- Written instruction
Give only the number of lines in the records below that contain the word "seattle".

__________

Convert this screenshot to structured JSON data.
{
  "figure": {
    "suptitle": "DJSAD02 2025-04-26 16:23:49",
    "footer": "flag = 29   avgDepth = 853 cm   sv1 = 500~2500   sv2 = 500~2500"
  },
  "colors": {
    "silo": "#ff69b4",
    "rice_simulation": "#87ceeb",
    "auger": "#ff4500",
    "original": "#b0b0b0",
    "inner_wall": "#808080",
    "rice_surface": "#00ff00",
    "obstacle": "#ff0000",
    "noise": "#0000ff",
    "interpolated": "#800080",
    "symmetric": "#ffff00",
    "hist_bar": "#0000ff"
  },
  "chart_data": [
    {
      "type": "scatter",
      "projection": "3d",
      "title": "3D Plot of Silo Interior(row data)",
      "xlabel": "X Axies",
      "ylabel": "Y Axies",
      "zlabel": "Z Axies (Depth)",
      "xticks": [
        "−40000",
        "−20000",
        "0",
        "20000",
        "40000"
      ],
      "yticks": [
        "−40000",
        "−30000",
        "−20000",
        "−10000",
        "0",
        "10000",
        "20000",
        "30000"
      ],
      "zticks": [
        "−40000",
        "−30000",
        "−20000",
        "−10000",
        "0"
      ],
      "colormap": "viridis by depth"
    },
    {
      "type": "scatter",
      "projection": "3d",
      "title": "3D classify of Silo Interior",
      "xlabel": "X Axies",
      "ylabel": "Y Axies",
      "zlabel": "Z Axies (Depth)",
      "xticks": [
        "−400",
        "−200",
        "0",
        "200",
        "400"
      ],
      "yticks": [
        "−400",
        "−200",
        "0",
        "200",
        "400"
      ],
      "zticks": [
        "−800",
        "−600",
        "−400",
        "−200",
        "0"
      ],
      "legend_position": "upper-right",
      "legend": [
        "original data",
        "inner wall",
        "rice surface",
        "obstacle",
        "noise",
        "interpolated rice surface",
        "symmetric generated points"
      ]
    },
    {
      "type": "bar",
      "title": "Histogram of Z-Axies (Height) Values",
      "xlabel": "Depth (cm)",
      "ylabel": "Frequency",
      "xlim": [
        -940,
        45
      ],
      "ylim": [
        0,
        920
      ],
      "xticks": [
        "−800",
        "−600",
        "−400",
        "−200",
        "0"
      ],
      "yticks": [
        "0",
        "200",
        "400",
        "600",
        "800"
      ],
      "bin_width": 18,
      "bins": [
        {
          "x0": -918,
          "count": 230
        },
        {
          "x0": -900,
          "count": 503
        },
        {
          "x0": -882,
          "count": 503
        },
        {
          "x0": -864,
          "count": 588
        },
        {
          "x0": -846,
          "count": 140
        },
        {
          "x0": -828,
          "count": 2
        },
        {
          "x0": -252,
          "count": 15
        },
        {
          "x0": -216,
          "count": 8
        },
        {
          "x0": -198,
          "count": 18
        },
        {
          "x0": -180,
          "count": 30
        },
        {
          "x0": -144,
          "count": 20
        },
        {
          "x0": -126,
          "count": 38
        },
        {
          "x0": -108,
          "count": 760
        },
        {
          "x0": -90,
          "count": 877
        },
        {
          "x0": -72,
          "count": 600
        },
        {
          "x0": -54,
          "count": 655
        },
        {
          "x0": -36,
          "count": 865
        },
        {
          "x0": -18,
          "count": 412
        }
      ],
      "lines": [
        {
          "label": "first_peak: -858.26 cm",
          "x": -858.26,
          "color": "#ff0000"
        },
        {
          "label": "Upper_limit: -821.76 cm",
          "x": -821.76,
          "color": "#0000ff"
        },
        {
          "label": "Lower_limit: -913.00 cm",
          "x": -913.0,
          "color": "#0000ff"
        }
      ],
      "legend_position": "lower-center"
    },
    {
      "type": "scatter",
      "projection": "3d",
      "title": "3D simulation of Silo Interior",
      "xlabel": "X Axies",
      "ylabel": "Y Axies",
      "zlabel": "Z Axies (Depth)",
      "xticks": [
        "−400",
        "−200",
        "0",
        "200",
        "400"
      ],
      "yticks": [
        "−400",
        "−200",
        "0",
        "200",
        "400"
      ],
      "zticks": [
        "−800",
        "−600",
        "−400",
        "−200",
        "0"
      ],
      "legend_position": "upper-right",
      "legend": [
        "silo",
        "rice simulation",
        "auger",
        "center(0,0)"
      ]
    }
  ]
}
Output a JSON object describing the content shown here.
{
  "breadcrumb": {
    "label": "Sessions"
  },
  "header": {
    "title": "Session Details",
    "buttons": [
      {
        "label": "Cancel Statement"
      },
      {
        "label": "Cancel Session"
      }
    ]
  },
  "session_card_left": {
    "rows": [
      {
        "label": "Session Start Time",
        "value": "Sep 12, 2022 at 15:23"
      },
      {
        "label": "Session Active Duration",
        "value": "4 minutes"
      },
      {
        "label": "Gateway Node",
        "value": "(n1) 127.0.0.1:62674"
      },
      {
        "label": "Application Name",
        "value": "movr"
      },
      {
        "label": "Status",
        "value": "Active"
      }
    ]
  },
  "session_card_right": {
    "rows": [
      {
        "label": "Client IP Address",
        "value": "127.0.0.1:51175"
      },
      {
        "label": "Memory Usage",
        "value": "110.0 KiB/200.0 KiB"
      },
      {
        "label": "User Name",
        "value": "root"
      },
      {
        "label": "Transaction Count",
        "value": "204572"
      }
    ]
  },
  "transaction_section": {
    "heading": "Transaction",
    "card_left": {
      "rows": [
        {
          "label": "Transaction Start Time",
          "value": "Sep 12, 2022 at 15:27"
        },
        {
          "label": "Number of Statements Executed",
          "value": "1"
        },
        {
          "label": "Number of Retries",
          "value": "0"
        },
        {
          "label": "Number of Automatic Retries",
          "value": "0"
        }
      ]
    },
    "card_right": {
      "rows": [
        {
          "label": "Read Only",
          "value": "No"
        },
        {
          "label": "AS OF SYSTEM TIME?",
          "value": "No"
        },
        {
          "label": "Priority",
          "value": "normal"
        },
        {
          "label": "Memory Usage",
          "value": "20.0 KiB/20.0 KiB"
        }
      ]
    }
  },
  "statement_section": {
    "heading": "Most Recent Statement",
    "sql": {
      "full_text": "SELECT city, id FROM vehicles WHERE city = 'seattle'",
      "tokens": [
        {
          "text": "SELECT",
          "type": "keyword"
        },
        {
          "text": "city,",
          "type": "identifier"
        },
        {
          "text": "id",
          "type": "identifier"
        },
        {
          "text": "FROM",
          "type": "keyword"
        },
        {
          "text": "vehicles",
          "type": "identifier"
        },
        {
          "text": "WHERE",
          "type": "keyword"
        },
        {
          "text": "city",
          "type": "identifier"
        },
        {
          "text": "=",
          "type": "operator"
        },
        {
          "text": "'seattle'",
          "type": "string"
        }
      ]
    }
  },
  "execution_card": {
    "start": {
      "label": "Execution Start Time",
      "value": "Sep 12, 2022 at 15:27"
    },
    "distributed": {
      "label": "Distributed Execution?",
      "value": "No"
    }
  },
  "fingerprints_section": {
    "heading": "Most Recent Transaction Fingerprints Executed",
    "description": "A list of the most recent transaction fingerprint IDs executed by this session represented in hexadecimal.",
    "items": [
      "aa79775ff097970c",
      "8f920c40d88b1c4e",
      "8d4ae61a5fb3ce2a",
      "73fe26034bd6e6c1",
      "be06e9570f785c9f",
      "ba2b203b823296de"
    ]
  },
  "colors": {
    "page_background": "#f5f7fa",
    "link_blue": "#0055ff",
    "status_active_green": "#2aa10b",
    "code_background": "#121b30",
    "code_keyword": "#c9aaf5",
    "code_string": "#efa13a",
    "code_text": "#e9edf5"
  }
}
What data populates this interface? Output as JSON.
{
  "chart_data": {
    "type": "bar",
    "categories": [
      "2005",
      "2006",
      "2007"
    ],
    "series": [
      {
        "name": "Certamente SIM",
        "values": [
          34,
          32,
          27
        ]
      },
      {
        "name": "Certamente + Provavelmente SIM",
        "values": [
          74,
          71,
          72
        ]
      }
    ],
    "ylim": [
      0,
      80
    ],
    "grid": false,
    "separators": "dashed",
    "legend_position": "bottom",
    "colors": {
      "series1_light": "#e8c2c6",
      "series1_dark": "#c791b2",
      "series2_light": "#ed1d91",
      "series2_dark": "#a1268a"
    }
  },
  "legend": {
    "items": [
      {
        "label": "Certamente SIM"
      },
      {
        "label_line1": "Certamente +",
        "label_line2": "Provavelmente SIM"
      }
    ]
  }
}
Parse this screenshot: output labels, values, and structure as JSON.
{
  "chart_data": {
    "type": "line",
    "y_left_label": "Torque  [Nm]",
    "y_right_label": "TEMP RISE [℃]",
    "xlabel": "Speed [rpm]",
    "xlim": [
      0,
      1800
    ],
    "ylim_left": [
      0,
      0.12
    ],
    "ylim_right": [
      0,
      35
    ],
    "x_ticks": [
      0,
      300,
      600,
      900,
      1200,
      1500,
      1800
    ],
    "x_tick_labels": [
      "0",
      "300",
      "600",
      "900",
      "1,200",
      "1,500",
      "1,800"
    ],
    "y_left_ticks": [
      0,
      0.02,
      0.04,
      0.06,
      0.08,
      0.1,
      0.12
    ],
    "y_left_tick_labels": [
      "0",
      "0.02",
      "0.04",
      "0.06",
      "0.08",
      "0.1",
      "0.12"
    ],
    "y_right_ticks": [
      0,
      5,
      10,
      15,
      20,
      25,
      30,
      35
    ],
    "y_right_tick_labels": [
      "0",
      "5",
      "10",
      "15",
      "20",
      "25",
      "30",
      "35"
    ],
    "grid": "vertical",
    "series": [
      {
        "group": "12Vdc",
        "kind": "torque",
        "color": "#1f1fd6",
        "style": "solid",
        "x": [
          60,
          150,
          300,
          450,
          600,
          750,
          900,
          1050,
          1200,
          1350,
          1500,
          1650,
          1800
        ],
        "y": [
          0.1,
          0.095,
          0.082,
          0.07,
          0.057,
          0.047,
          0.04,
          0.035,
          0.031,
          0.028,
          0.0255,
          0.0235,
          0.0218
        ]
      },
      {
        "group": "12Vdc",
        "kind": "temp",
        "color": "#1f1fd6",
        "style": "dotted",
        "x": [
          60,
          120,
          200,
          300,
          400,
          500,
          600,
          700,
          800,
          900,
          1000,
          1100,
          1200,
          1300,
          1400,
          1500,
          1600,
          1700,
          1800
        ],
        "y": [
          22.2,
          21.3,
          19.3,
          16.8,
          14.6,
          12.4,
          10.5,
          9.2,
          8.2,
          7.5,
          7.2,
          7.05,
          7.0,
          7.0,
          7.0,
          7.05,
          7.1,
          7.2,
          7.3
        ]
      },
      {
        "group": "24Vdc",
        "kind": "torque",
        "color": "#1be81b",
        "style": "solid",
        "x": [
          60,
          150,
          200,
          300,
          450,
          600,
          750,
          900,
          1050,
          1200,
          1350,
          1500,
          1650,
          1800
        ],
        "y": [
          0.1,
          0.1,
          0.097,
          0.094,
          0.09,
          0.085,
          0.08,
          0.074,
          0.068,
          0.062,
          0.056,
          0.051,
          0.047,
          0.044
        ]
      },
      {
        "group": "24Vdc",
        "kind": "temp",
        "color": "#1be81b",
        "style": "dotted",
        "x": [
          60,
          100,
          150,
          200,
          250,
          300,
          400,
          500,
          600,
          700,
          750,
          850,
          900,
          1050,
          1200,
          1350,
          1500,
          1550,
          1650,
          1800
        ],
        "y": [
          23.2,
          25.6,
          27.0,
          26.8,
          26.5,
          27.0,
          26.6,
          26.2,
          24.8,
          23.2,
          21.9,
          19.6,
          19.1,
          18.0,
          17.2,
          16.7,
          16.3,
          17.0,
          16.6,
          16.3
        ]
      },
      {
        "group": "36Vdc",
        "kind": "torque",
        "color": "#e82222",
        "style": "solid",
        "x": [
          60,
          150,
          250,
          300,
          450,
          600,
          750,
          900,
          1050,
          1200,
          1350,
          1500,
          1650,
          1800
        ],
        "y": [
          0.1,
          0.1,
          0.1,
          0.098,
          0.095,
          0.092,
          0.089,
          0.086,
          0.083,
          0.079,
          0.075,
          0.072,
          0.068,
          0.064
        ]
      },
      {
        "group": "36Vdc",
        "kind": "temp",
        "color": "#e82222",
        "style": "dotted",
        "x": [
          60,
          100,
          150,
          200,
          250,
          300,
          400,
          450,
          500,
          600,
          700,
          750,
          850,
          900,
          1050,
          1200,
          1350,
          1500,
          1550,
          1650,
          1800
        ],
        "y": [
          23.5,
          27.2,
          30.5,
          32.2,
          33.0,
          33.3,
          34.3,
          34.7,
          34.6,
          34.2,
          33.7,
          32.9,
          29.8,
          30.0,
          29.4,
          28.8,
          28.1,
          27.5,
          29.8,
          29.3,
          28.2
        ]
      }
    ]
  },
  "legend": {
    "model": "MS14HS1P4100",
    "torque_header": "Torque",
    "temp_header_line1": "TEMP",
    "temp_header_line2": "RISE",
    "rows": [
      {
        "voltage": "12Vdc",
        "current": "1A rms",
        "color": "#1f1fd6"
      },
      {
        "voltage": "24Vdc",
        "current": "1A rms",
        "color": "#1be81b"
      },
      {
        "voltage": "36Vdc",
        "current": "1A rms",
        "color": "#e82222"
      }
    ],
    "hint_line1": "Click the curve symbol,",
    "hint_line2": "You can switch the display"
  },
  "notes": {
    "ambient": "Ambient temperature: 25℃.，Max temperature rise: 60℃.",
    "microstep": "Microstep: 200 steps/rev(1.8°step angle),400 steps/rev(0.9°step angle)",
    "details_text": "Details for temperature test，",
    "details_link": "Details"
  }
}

__________

- Result of the task
2